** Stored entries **
┄┄┄┄┄┄┄┄┄┄

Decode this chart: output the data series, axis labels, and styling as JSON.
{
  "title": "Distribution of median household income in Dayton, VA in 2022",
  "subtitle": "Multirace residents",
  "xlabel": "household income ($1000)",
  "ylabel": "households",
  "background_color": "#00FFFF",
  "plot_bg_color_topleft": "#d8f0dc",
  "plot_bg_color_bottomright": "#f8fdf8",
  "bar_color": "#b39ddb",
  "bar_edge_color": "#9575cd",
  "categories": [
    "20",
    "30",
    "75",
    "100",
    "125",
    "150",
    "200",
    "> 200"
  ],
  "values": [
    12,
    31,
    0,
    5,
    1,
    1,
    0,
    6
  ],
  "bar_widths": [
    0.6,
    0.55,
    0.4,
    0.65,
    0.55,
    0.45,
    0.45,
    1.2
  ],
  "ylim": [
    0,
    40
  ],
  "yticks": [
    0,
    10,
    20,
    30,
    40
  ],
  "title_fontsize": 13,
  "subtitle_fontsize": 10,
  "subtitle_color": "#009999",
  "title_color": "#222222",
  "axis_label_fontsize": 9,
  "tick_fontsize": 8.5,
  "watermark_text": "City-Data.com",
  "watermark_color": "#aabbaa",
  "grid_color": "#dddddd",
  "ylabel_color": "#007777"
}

┄┄┄┄┄┄┄┄┄┄

** Your task **
Write out every entry exactly as given.

** Finished task **
Decode this chart: output the data series, axis labels, and styling as JSON.
{
  "title": "Distribution of median household income in Dayton, VA in 2022",
  "subtitle": "Multirace residents",
  "xlabel": "household income ($1000)",
  "ylabel": "households",
  "background_color": "#00FFFF",
  "plot_bg_color_topleft": "#d8f0dc",
  "plot_bg_color_bottomright": "#f8fdf8",
  "bar_color": "#b39ddb",
  "bar_edge_color": "#9575cd",
  "categories": [
    "20",
    "30",
    "75",
    "100",
    "125",
    "150",
    "200",
    "> 200"
  ],
  "values": [
    12,
    31,
    0,
    5,
    1,
    1,
    0,
    6
  ],
  "bar_widths": [
    0.6,
    0.55,
    0.4,
    0.65,
    0.55,
    0.45,
    0.45,
    1.2
  ],
  "ylim": [
    0,
    40
  ],
  "yticks": [
    0,
    10,
    20,
    30,
    40
  ],
  "title_fontsize": 13,
  "subtitle_fontsize": 10,
  "subtitle_color": "#009999",
  "title_color": "#222222",
  "axis_label_fontsize": 9,
  "tick_fontsize": 8.5,
  "watermark_text": "City-Data.com",
  "watermark_color": "#aabbaa",
  "grid_color": "#dddddd",
  "ylabel_color": "#007777"
}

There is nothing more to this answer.